**Layout coordinate data:**
========================
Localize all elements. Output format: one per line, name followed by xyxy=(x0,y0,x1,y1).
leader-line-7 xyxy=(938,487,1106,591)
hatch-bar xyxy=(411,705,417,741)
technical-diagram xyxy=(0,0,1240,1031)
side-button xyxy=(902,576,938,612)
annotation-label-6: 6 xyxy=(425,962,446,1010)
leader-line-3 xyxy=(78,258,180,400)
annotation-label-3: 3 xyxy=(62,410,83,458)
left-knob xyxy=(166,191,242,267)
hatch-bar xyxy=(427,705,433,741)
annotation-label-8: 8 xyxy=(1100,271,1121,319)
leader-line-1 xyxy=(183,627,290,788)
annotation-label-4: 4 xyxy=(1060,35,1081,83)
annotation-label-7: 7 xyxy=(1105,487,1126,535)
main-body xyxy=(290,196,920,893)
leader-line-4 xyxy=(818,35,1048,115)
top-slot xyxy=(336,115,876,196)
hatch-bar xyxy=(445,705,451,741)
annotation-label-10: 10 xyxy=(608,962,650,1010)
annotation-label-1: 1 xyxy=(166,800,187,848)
========================
**TASK STATEMENT:**
Retype all of the records above line by line, keeping every character unchanged.

**FULL SOLUTION:**
Localize all elements. Output format: one per line, name followed by xyxy=(x0,y0,x1,y1).
leader-line-7 xyxy=(938,487,1106,591)
hatch-bar xyxy=(411,705,417,741)
technical-diagram xyxy=(0,0,1240,1031)
side-button xyxy=(902,576,938,612)
annotation-label-6: 6 xyxy=(425,962,446,1010)
leader-line-3 xyxy=(78,258,180,400)
annotation-label-3: 3 xyxy=(62,410,83,458)
left-knob xyxy=(166,191,242,267)
hatch-bar xyxy=(427,705,433,741)
annotation-label-8: 8 xyxy=(1100,271,1121,319)
leader-line-1 xyxy=(183,627,290,788)
annotation-label-4: 4 xyxy=(1060,35,1081,83)
annotation-label-7: 7 xyxy=(1105,487,1126,535)
main-body xyxy=(290,196,920,893)
leader-line-4 xyxy=(818,35,1048,115)
top-slot xyxy=(336,115,876,196)
hatch-bar xyxy=(445,705,451,741)
annotation-label-10: 10 xyxy=(608,962,650,1010)
annotation-label-1: 1 xyxy=(166,800,187,848)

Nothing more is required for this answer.